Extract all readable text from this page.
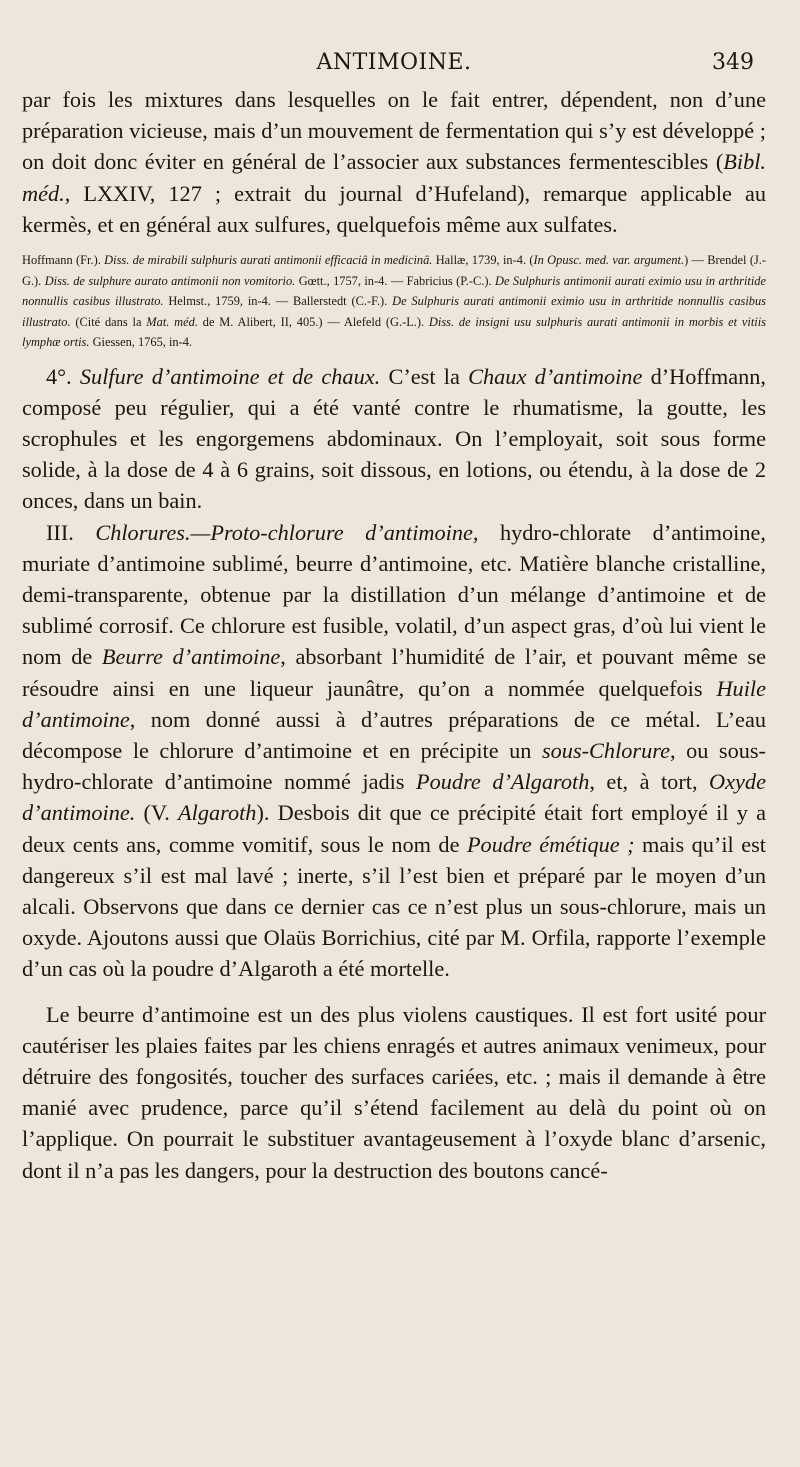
ANTIMOINE.	349

par fois les mixtures dans lesquelles on le fait entrer, dépendent, non d’une préparation vicieuse, mais d’un mouvement de fermentation qui s’y est développé ; on doit donc éviter en général de l’associer aux substances fermentescibles (Bibl. méd., LXXIV, 127 ; extrait du journal d’Hufeland), remarque applicable au kermès, et en général aux sulfures, quelquefois même aux sulfates.

Hoffmann (Fr.). Diss. de mirabili sulphuris aurati antimonii efficaciâ in medicinâ. Hallæ, 1739, in-4. (In Opusc. med. var. argument.) — Brendel (J.-G.). Diss. de sulphure aurato antimonii non vomitorio. Gœtt., 1757, in-4. — Fabricius (P.-C.). De Sulphuris antimonii aurati eximio usu in arthritide nonnullis casibus illustrato. Helmst., 1759, in-4. — Ballerstedt (C.-F.). De Sulphuris aurati antimonii eximio usu in arthritide nonnullis casibus illustrato. (Cité dans la Mat. méd. de M. Alibert, II, 405.) — Alefeld (G.-L.). Diss. de insigni usu sulphuris aurati antimonii in morbis et vitiis lymphæ ortis. Giessen, 1765, in-4.

4°. Sulfure d’antimoine et de chaux. C’est la Chaux d’antimoine d’Hoffmann, composé peu régulier, qui a été vanté contre le rhumatisme, la goutte, les scrophules et les engorgemens abdominaux. On l’employait, soit sous forme solide, à la dose de 4 à 6 grains, soit dissous, en lotions, ou étendu, à la dose de 2 onces, dans un bain.

III. Chlorures.—Proto-chlorure d’antimoine, hydro-chlorate d’antimoine, muriate d’antimoine sublimé, beurre d’antimoine, etc. Matière blanche cristalline, demi-transparente, obtenue par la distillation d’un mélange d’antimoine et de sublimé corrosif. Ce chlorure est fusible, volatil, d’un aspect gras, d’où lui vient le nom de Beurre d’antimoine, absorbant l’humidité de l’air, et pouvant même se résoudre ainsi en une liqueur jaunâtre, qu’on a nommée quelquefois Huile d’antimoine, nom donné aussi à d’autres préparations de ce métal. L’eau décompose le chlorure d’antimoine et en précipite un sous-Chlorure, ou sous-hydro-chlorate d’antimoine nommé jadis Poudre d’Algaroth, et, à tort, Oxyde d’antimoine. (V. Algaroth). Desbois dit que ce précipité était fort employé il y a deux cents ans, comme vomitif, sous le nom de Poudre émétique ; mais qu’il est dangereux s’il est mal lavé ; inerte, s’il l’est bien et préparé par le moyen d’un alcali. Observons que dans ce dernier cas ce n’est plus un sous-chlorure, mais un oxyde. Ajoutons aussi que Olaüs Borrichius, cité par M. Orfila, rapporte l’exemple d’un cas où la poudre d’Algaroth a été mortelle.

Le beurre d’antimoine est un des plus violens caustiques. Il est fort usité pour cautériser les plaies faites par les chiens enragés et autres animaux venimeux, pour détruire des fongosités, toucher des surfaces cariées, etc. ; mais il demande à être manié avec prudence, parce qu’il s’étend facilement au delà du point où on l’applique. On pourrait le substituer avantageusement à l’oxyde blanc d’arsenic, dont il n’a pas les dangers, pour la destruction des boutons cancé-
● ● ● ● ● ● ●
> _Written request_: Write out the data precisely as given, excluding the pictures.

> _Reply_:
Extract all readable text from this page.
ANTIMOINE.	349

par fois les mixtures dans lesquelles on le fait entrer, dépendent, non d’une préparation vicieuse, mais d’un mouvement de fermentation qui s’y est développé ; on doit donc éviter en général de l’associer aux substances fermentescibles (Bibl. méd., LXXIV, 127 ; extrait du journal d’Hufeland), remarque applicable au kermès, et en général aux sulfures, quelquefois même aux sulfates.

Hoffmann (Fr.). Diss. de mirabili sulphuris aurati antimonii efficaciâ in medicinâ. Hallæ, 1739, in-4. (In Opusc. med. var. argument.) — Brendel (J.-G.). Diss. de sulphure aurato antimonii non vomitorio. Gœtt., 1757, in-4. — Fabricius (P.-C.). De Sulphuris antimonii aurati eximio usu in arthritide nonnullis casibus illustrato. Helmst., 1759, in-4. — Ballerstedt (C.-F.). De Sulphuris aurati antimonii eximio usu in arthritide nonnullis casibus illustrato. (Cité dans la Mat. méd. de M. Alibert, II, 405.) — Alefeld (G.-L.). Diss. de insigni usu sulphuris aurati antimonii in morbis et vitiis lymphæ ortis. Giessen, 1765, in-4.

4°. Sulfure d’antimoine et de chaux. C’est la Chaux d’antimoine d’Hoffmann, composé peu régulier, qui a été vanté contre le rhumatisme, la goutte, les scrophules et les engorgemens abdominaux. On l’employait, soit sous forme solide, à la dose de 4 à 6 grains, soit dissous, en lotions, ou étendu, à la dose de 2 onces, dans un bain.

III. Chlorures.—Proto-chlorure d’antimoine, hydro-chlorate d’antimoine, muriate d’antimoine sublimé, beurre d’antimoine, etc. Matière blanche cristalline, demi-transparente, obtenue par la distillation d’un mélange d’antimoine et de sublimé corrosif. Ce chlorure est fusible, volatil, d’un aspect gras, d’où lui vient le nom de Beurre d’antimoine, absorbant l’humidité de l’air, et pouvant même se résoudre ainsi en une liqueur jaunâtre, qu’on a nommée quelquefois Huile d’antimoine, nom donné aussi à d’autres préparations de ce métal. L’eau décompose le chlorure d’antimoine et en précipite un sous-Chlorure, ou sous-hydro-chlorate d’antimoine nommé jadis Poudre d’Algaroth, et, à tort, Oxyde d’antimoine. (V. Algaroth). Desbois dit que ce précipité était fort employé il y a deux cents ans, comme vomitif, sous le nom de Poudre émétique ; mais qu’il est dangereux s’il est mal lavé ; inerte, s’il l’est bien et préparé par le moyen d’un alcali. Observons que dans ce dernier cas ce n’est plus un sous-chlorure, mais un oxyde. Ajoutons aussi que Olaüs Borrichius, cité par M. Orfila, rapporte l’exemple d’un cas où la poudre d’Algaroth a été mortelle.

Le beurre d’antimoine est un des plus violens caustiques. Il est fort usité pour cautériser les plaies faites par les chiens enragés et autres animaux venimeux, pour détruire des fongosités, toucher des surfaces cariées, etc. ; mais il demande à être manié avec prudence, parce qu’il s’étend facilement au delà du point où on l’applique. On pourrait le substituer avantageusement à l’oxyde blanc d’arsenic, dont il n’a pas les dangers, pour la destruction des boutons cancé-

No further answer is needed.